_To do_
Repeat the listing in full, word for word.

_Data_
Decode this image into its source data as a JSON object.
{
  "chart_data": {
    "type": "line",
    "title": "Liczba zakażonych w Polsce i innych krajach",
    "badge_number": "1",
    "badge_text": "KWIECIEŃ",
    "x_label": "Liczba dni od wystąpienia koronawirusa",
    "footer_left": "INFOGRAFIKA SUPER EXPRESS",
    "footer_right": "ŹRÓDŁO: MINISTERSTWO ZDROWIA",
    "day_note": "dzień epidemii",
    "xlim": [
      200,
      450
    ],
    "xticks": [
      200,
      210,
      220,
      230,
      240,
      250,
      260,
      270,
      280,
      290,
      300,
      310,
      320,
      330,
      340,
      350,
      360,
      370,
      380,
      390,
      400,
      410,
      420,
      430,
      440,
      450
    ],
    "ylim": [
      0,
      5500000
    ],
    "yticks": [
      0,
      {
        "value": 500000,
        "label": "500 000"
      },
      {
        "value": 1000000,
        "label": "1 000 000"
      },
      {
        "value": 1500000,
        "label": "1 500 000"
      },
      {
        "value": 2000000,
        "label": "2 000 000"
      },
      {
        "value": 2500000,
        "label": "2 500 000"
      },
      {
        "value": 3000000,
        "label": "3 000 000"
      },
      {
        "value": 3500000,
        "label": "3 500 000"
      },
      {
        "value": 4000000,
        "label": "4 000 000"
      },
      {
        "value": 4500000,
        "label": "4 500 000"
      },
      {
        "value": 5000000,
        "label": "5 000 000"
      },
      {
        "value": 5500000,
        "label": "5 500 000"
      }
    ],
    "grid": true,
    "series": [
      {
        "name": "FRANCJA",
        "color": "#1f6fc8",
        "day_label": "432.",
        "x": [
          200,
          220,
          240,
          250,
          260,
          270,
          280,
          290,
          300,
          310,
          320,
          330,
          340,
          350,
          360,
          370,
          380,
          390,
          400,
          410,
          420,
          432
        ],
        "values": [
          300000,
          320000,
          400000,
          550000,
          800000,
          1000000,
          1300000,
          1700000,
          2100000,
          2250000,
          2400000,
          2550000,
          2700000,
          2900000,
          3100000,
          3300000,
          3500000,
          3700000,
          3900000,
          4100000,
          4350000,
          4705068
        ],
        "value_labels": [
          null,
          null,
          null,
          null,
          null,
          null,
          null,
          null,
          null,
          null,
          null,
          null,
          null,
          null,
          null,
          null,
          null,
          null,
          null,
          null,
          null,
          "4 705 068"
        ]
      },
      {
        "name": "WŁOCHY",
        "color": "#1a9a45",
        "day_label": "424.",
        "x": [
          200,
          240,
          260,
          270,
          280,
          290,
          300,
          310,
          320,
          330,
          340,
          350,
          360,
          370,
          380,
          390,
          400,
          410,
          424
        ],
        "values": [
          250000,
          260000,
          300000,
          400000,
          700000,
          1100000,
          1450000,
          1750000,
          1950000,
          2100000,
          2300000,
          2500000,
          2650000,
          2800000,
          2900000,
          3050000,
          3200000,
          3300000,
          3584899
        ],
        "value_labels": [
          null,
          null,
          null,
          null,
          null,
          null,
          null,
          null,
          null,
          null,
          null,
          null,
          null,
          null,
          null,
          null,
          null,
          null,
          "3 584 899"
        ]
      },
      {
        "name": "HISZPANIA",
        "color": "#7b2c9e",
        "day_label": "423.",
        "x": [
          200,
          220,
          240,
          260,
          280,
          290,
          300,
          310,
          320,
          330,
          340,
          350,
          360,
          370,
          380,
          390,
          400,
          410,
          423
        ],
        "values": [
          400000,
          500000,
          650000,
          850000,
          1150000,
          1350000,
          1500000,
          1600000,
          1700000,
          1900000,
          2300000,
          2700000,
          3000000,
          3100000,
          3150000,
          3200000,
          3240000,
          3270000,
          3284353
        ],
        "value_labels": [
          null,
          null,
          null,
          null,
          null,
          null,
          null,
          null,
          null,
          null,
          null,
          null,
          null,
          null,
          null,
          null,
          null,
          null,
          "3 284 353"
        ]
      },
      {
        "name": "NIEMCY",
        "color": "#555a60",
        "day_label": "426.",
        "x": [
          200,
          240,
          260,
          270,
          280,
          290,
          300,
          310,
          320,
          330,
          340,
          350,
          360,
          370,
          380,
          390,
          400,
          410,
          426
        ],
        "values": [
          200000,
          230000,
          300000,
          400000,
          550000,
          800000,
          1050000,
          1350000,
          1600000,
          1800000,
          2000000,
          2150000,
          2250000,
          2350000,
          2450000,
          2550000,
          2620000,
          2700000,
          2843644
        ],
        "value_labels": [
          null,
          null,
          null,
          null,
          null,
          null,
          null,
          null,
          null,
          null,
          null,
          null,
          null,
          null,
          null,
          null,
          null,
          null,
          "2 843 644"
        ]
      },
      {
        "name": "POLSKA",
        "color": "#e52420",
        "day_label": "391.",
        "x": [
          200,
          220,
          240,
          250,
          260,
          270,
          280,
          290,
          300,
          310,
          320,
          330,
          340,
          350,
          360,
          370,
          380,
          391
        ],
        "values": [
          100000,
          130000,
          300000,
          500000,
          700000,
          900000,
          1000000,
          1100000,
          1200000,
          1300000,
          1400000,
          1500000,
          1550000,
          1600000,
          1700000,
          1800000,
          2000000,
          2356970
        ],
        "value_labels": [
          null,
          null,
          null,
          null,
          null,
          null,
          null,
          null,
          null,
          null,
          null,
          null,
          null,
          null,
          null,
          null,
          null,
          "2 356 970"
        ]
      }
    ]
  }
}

_Full response_
Decode this image into its source data as a JSON object.
{
  "chart_data": {
    "type": "line",
    "title": "Liczba zakażonych w Polsce i innych krajach",
    "badge_number": "1",
    "badge_text": "KWIECIEŃ",
    "x_label": "Liczba dni od wystąpienia koronawirusa",
    "footer_left": "INFOGRAFIKA SUPER EXPRESS",
    "footer_right": "ŹRÓDŁO: MINISTERSTWO ZDROWIA",
    "day_note": "dzień epidemii",
    "xlim": [
      200,
      450
    ],
    "xticks": [
      200,
      210,
      220,
      230,
      240,
      250,
      260,
      270,
      280,
      290,
      300,
      310,
      320,
      330,
      340,
      350,
      360,
      370,
      380,
      390,
      400,
      410,
      420,
      430,
      440,
      450
    ],
    "ylim": [
      0,
      5500000
    ],
    "yticks": [
      0,
      {
        "value": 500000,
        "label": "500 000"
      },
      {
        "value": 1000000,
        "label": "1 000 000"
      },
      {
        "value": 1500000,
        "label": "1 500 000"
      },
      {
        "value": 2000000,
        "label": "2 000 000"
      },
      {
        "value": 2500000,
        "label": "2 500 000"
      },
      {
        "value": 3000000,
        "label": "3 000 000"
      },
      {
        "value": 3500000,
        "label": "3 500 000"
      },
      {
        "value": 4000000,
        "label": "4 000 000"
      },
      {
        "value": 4500000,
        "label": "4 500 000"
      },
      {
        "value": 5000000,
        "label": "5 000 000"
      },
      {
        "value": 5500000,
        "label": "5 500 000"
      }
    ],
    "grid": true,
    "series": [
      {
        "name": "FRANCJA",
        "color": "#1f6fc8",
        "day_label": "432.",
        "x": [
          200,
          220,
          240,
          250,
          260,
          270,
          280,
          290,
          300,
          310,
          320,
          330,
          340,
          350,
          360,
          370,
          380,
          390,
          400,
          410,
          420,
          432
        ],
        "values": [
          300000,
          320000,
          400000,
          550000,
          800000,
          1000000,
          1300000,
          1700000,
          2100000,
          2250000,
          2400000,
          2550000,
          2700000,
          2900000,
          3100000,
          3300000,
          3500000,
          3700000,
          3900000,
          4100000,
          4350000,
          4705068
        ],
        "value_labels": [
          null,
          null,
          null,
          null,
          null,
          null,
          null,
          null,
          null,
          null,
          null,
          null,
          null,
          null,
          null,
          null,
          null,
          null,
          null,
          null,
          null,
          "4 705 068"
        ]
      },
      {
        "name": "WŁOCHY",
        "color": "#1a9a45",
        "day_label": "424.",
        "x": [
          200,
          240,
          260,
          270,
          280,
          290,
          300,
          310,
          320,
          330,
          340,
          350,
          360,
          370,
          380,
          390,
          400,
          410,
          424
        ],
        "values": [
          250000,
          260000,
          300000,
          400000,
          700000,
          1100000,
          1450000,
          1750000,
          1950000,
          2100000,
          2300000,
          2500000,
          2650000,
          2800000,
          2900000,
          3050000,
          3200000,
          3300000,
          3584899
        ],
        "value_labels": [
          null,
          null,
          null,
          null,
          null,
          null,
          null,
          null,
          null,
          null,
          null,
          null,
          null,
          null,
          null,
          null,
          null,
          null,
          "3 584 899"
        ]
      },
      {
        "name": "HISZPANIA",
        "color": "#7b2c9e",
        "day_label": "423.",
        "x": [
          200,
          220,
          240,
          260,
          280,
          290,
          300,
          310,
          320,
          330,
          340,
          350,
          360,
          370,
          380,
          390,
          400,
          410,
          423
        ],
        "values": [
          400000,
          500000,
          650000,
          850000,
          1150000,
          1350000,
          1500000,
          1600000,
          1700000,
          1900000,
          2300000,
          2700000,
          3000000,
          3100000,
          3150000,
          3200000,
          3240000,
          3270000,
          3284353
        ],
        "value_labels": [
          null,
          null,
          null,
          null,
          null,
          null,
          null,
          null,
          null,
          null,
          null,
          null,
          null,
          null,
          null,
          null,
          null,
          null,
          "3 284 353"
        ]
      },
      {
        "name": "NIEMCY",
        "color": "#555a60",
        "day_label": "426.",
        "x": [
          200,
          240,
          260,
          270,
          280,
          290,
          300,
          310,
          320,
          330,
          340,
          350,
          360,
          370,
          380,
          390,
          400,
          410,
          426
        ],
        "values": [
          200000,
          230000,
          300000,
          400000,
          550000,
          800000,
          1050000,
          1350000,
          1600000,
          1800000,
          2000000,
          2150000,
          2250000,
          2350000,
          2450000,
          2550000,
          2620000,
          2700000,
          2843644
        ],
        "value_labels": [
          null,
          null,
          null,
          null,
          null,
          null,
          null,
          null,
          null,
          null,
          null,
          null,
          null,
          null,
          null,
          null,
          null,
          null,
          "2 843 644"
        ]
      },
      {
        "name": "POLSKA",
        "color": "#e52420",
        "day_label": "391.",
        "x": [
          200,
          220,
          240,
          250,
          260,
          270,
          280,
          290,
          300,
          310,
          320,
          330,
          340,
          350,
          360,
          370,
          380,
          391
        ],
        "values": [
          100000,
          130000,
          300000,
          500000,
          700000,
          900000,
          1000000,
          1100000,
          1200000,
          1300000,
          1400000,
          1500000,
          1550000,
          1600000,
          1700000,
          1800000,
          2000000,
          2356970
        ],
        "value_labels": [
          null,
          null,
          null,
          null,
          null,
          null,
          null,
          null,
          null,
          null,
          null,
          null,
          null,
          null,
          null,
          null,
          null,
          "2 356 970"
        ]
      }
    ]
  }
}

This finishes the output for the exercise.